◆ GIVEN INSTRUCTION ◆
Lines holding the string "Visitors" are the ones to copy from this listing.

Items from a dataset

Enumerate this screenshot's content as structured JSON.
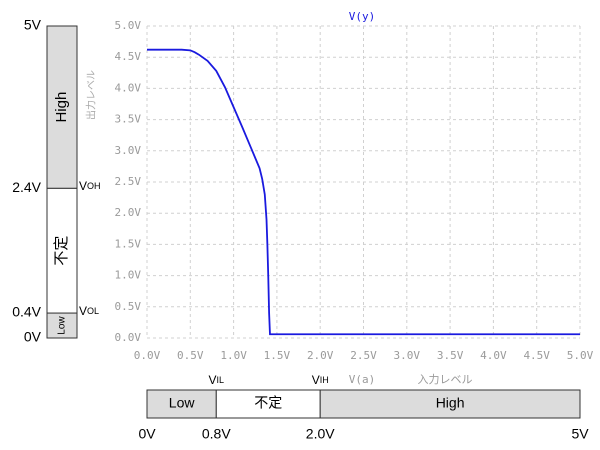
{
  "chart_data": {
    "type": "line",
    "title": "V(y)",
    "y_label": "出力レベル",
    "x_label": "V(a)",
    "x_label_2": "入力レベル",
    "series": [
      {
        "name": "V(y)",
        "color": "#1a1adf",
        "x": [
          0,
          0.1,
          0.2,
          0.3,
          0.4,
          0.5,
          0.55,
          0.6,
          0.7,
          0.8,
          0.9,
          1.0,
          1.1,
          1.2,
          1.3,
          1.33,
          1.36,
          1.38,
          1.39,
          1.4,
          1.41,
          1.42,
          2.0,
          3.0,
          4.0,
          5.0
        ],
        "values": [
          4.62,
          4.62,
          4.62,
          4.62,
          4.62,
          4.61,
          4.58,
          4.54,
          4.44,
          4.28,
          4.02,
          3.7,
          3.38,
          3.05,
          2.72,
          2.55,
          2.3,
          1.9,
          1.5,
          1.0,
          0.4,
          0.06,
          0.06,
          0.06,
          0.06,
          0.06
        ]
      }
    ],
    "xlim": [
      0,
      5
    ],
    "ylim": [
      0,
      5
    ],
    "xticks": [
      {
        "value": 0,
        "label": "0.0V"
      },
      {
        "value": 0.5,
        "label": "0.5V"
      },
      {
        "value": 1,
        "label": "1.0V"
      },
      {
        "value": 1.5,
        "label": "1.5V"
      },
      {
        "value": 2,
        "label": "2.0V"
      },
      {
        "value": 2.5,
        "label": "2.5V"
      },
      {
        "value": 3,
        "label": "3.0V"
      },
      {
        "value": 3.5,
        "label": "3.5V"
      },
      {
        "value": 4,
        "label": "4.0V"
      },
      {
        "value": 4.5,
        "label": "4.5V"
      },
      {
        "value": 5,
        "label": "5.0V"
      }
    ],
    "yticks": [
      {
        "value": 0,
        "label": "0.0V"
      },
      {
        "value": 0.5,
        "label": "0.5V"
      },
      {
        "value": 1,
        "label": "1.0V"
      },
      {
        "value": 1.5,
        "label": "1.5V"
      },
      {
        "value": 2,
        "label": "2.0V"
      },
      {
        "value": 2.5,
        "label": "2.5V"
      },
      {
        "value": 3,
        "label": "3.0V"
      },
      {
        "value": 3.5,
        "label": "3.5V"
      },
      {
        "value": 4,
        "label": "4.0V"
      },
      {
        "value": 4.5,
        "label": "4.5V"
      },
      {
        "value": 5,
        "label": "5.0V"
      }
    ],
    "grid": true,
    "output_levels": {
      "zones": [
        "Low",
        "不定",
        "High"
      ],
      "boundaries": [
        {
          "value": 0,
          "label": "0V"
        },
        {
          "value": 0.4,
          "label": "0.4V",
          "name": "V",
          "sub": "OL"
        },
        {
          "value": 2.4,
          "label": "2.4V",
          "name": "V",
          "sub": "OH"
        },
        {
          "value": 5,
          "label": "5V"
        }
      ]
    },
    "input_levels": {
      "zones": [
        "Low",
        "不定",
        "High"
      ],
      "boundaries": [
        {
          "value": 0,
          "label": "0V"
        },
        {
          "value": 0.8,
          "label": "0.8V",
          "name": "V",
          "sub": "IL"
        },
        {
          "value": 2,
          "label": "2.0V",
          "name": "V",
          "sub": "IH"
        },
        {
          "value": 5,
          "label": "5V"
        }
      ]
    }
  }
}
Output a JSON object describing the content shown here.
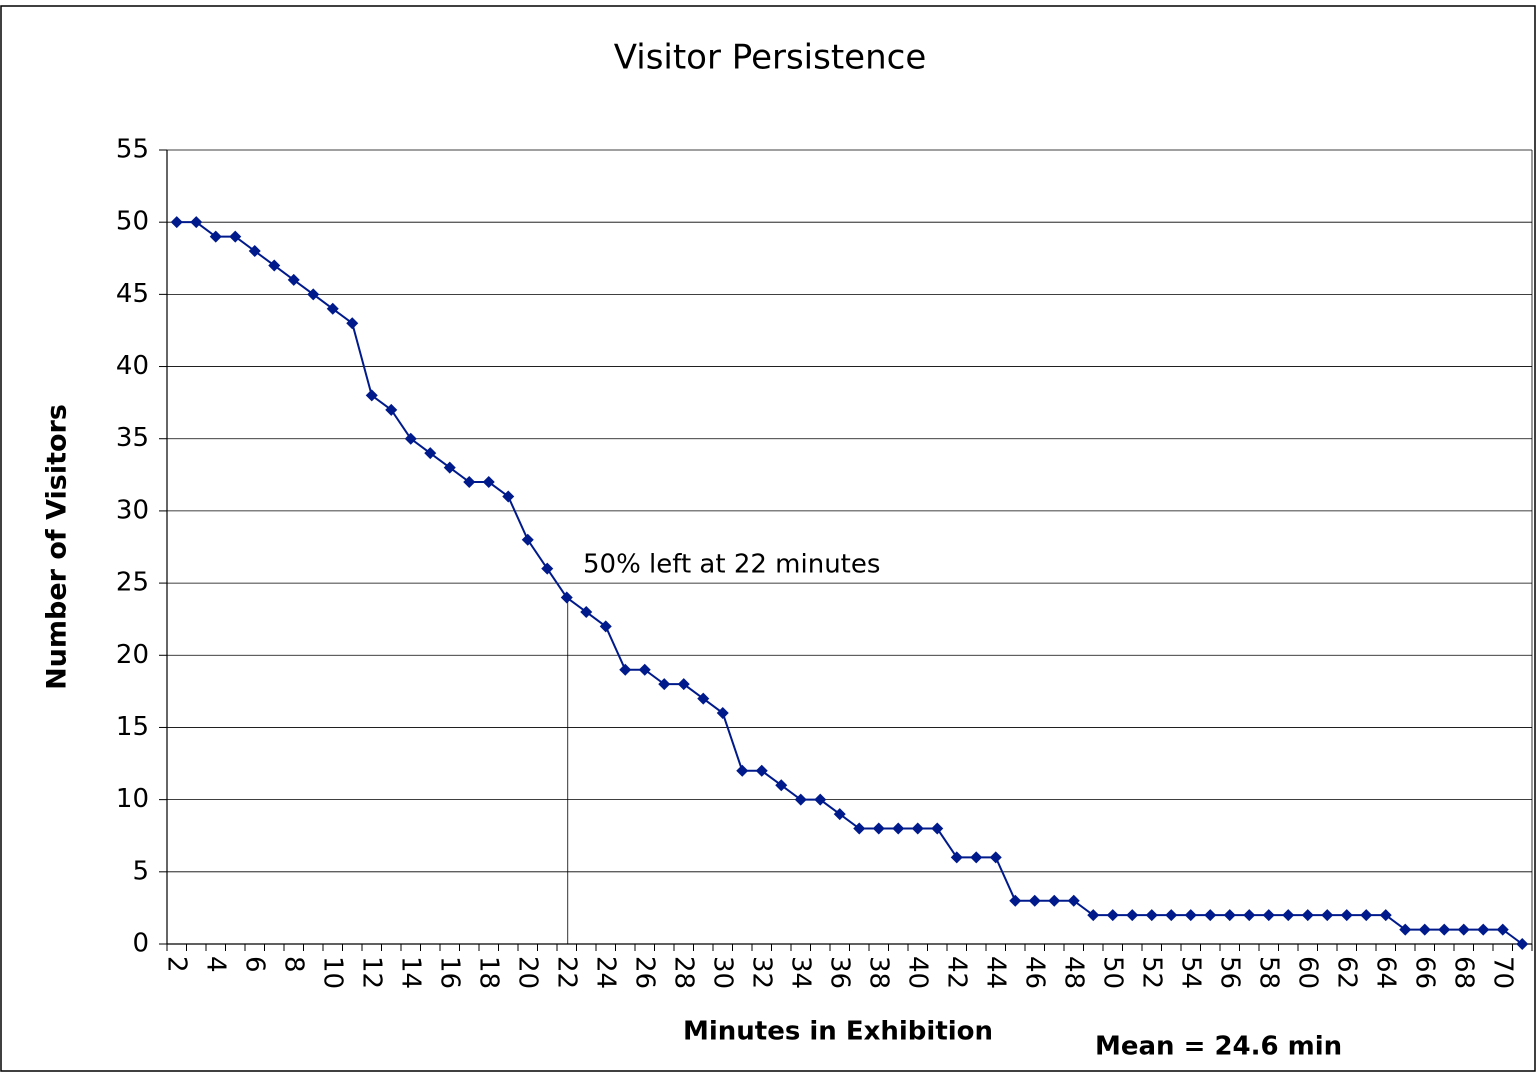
{
  "chart_data": {
    "type": "line",
    "title": "Visitor Persistence",
    "xlabel": "Minutes in Exhibition",
    "ylabel": "Number of Visitors",
    "annotations": [
      "50% left at 22 minutes",
      "Mean = 24.6 min"
    ],
    "categories": [
      2,
      null,
      4,
      null,
      6,
      null,
      8,
      null,
      10,
      null,
      12,
      null,
      14,
      null,
      16,
      null,
      18,
      null,
      20,
      null,
      22,
      null,
      24,
      null,
      26,
      null,
      28,
      null,
      30,
      null,
      32,
      null,
      34,
      null,
      36,
      null,
      38,
      null,
      40,
      null,
      42,
      null,
      44,
      null,
      46,
      null,
      48,
      null,
      50,
      null,
      52,
      null,
      54,
      null,
      56,
      null,
      58,
      null,
      60,
      null,
      62,
      null,
      64,
      null,
      66,
      null,
      68,
      null,
      70,
      null
    ],
    "series": [
      {
        "name": "Visitors",
        "color": "#001a8c",
        "values": [
          50,
          50,
          49,
          49,
          48,
          47,
          46,
          45,
          44,
          43,
          38,
          37,
          35,
          34,
          33,
          32,
          32,
          31,
          28,
          26,
          24,
          23,
          22,
          19,
          19,
          18,
          18,
          17,
          16,
          12,
          12,
          11,
          10,
          10,
          9,
          8,
          8,
          8,
          8,
          8,
          6,
          6,
          6,
          3,
          3,
          3,
          3,
          2,
          2,
          2,
          2,
          2,
          2,
          2,
          2,
          2,
          2,
          2,
          2,
          2,
          2,
          2,
          2,
          1,
          1,
          1,
          1,
          1,
          1,
          0
        ]
      }
    ],
    "ylim": [
      0,
      55
    ],
    "yticks": [
      0,
      5,
      10,
      15,
      20,
      25,
      30,
      35,
      40,
      45,
      50,
      55
    ],
    "grid": true
  }
}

◆ OUTPUT FOR THIS TASK ◆
    "ylabel": "Number of Visitors",
        "name": "Visitors",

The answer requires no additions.